* start *

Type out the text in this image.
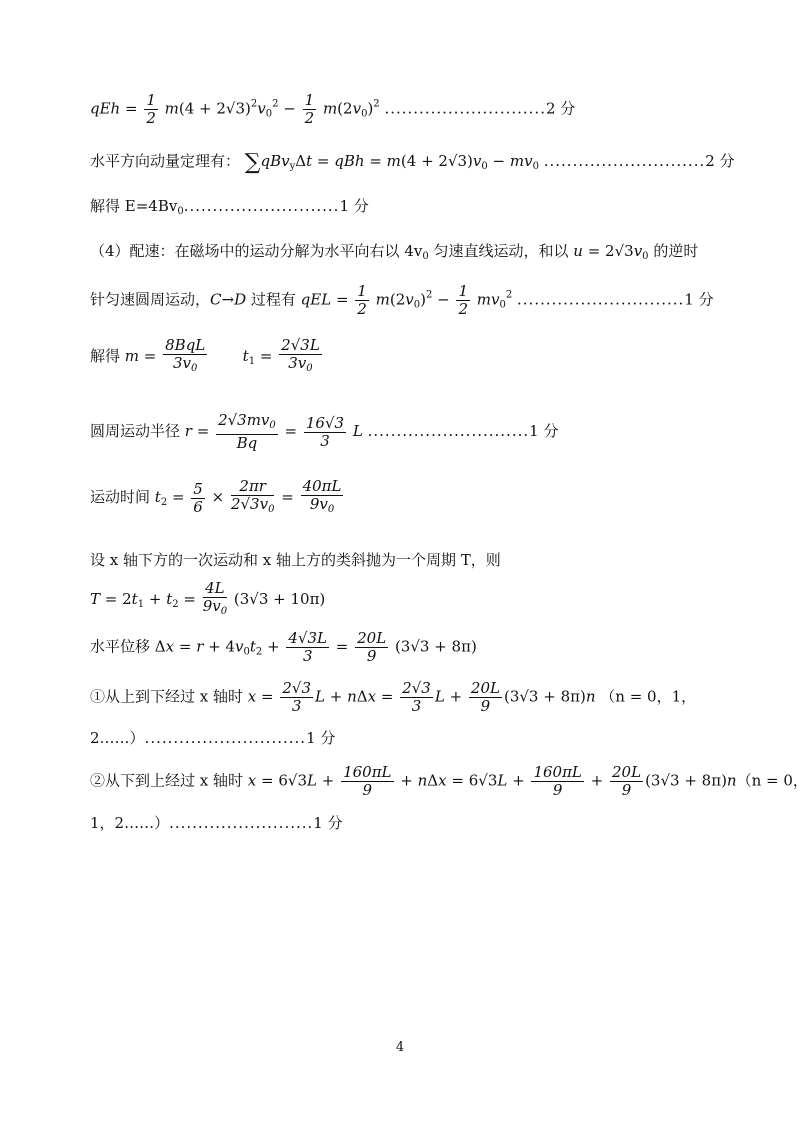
qEh = $\frac{1}{2} m(4 + 2√3)^2v_0^2 - \frac{1}{2} m(2v_0)^2$ ............................2 分
水平方向动量定理有： ∑qBv$_y$Δt = qBh = $m(4 + 2√3)v_0 - mv_0$ ............................2 分
解得 $E=4Bv_0...........................1$ 分
（4）配速：在磁场中的运动分解为水平向右以 $4v_0$ 匀速直线运动，和以 $u = 2√3v_0$ 的逆时
针匀速圆周运动，C→D 过程有 qEL = $\frac{1}{2} m(2v_0)^2 - \frac{1}{2} mv_0^2$ .............................1 分
解得 $m = \frac{\text{8BqL}}{3v_0} t_1 = \frac{2√3L}{3v_0}$
圆周运动半径 $r = \frac{2√3mv_0}{Bq} = \frac{16√3}{3}$ L ............................1 分
运动时间 $t_2 = \frac{5}{6} \times \frac{2\pi r}{2√3v_0} = \frac{40\pi L}{9v_0}$
设 x 轴下方的一次运动和 x 轴上方的类斜抛为一个周期 T，则
$T = 2t_1 + t_2 = \frac{4L}{9v_0} (3√3 + 10\pi)$
水平位移 $\Delta x = r + 4v_0t_2 + \frac{4√3L}{3} = \frac{20L}{9} (3√3 + 8\pi)$
①从上到下经过 x 轴时 $x = \frac{2√3}{3}$ $L + n\Delta x = \frac{2√3}{3}$ $L + \frac{20L}{9} (3√3 + 8\pi)n$ （n = 0，1，
2……）............................1 分
②从下到上经过 x 轴时 $x = 6√3L + \frac{160\pi L}{9} + n\Delta x = 6√3L + \frac{160\pi L}{9} + \frac{20L}{9} (3√3 + 8\pi)n(n = 0$，
1，2……）.........................1 分
4
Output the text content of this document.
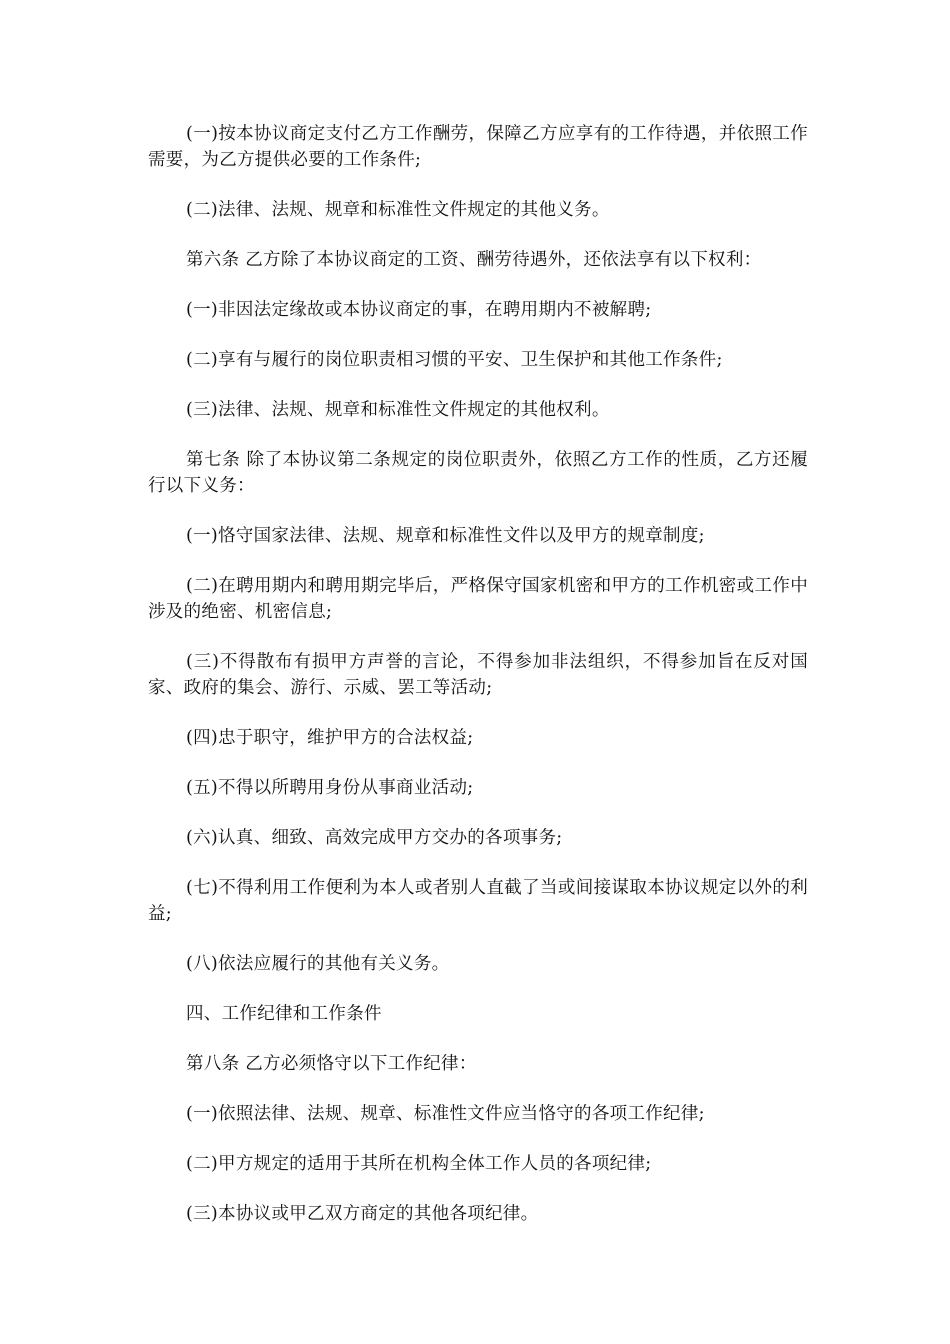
(一)按本协议商定支付乙方工作酬劳，保障乙方应享有的工作待遇，并依照工作需要，为乙方提供必要的工作条件;

(二)法律、法规、规章和标准性文件规定的其他义务。

第六条 乙方除了本协议商定的工资、酬劳待遇外，还依法享有以下权利：

(一)非因法定缘故或本协议商定的事，在聘用期内不被解聘;

(二)享有与履行的岗位职责相习惯的平安、卫生保护和其他工作条件;

(三)法律、法规、规章和标准性文件规定的其他权利。

第七条 除了本协议第二条规定的岗位职责外，依照乙方工作的性质，乙方还履行以下义务：

(一)恪守国家法律、法规、规章和标准性文件以及甲方的规章制度;

(二)在聘用期内和聘用期完毕后，严格保守国家机密和甲方的工作机密或工作中涉及的绝密、机密信息;

(三)不得散布有损甲方声誉的言论，不得参加非法组织，不得参加旨在反对国家、政府的集会、游行、示威、罢工等活动;

(四)忠于职守，维护甲方的合法权益;

(五)不得以所聘用身份从事商业活动;

(六)认真、细致、高效完成甲方交办的各项事务;

(七)不得利用工作便利为本人或者别人直截了当或间接谋取本协议规定以外的利益;

(八)依法应履行的其他有关义务。

四、工作纪律和工作条件

第八条 乙方必须恪守以下工作纪律：

(一)依照法律、法规、规章、标准性文件应当恪守的各项工作纪律;

(二)甲方规定的适用于其所在机构全体工作人员的各项纪律;

(三)本协议或甲乙双方商定的其他各项纪律。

* end *

*Task*: Say how many lines in the records contain the string "this", and say nothing else.

*Answer to the task*: 2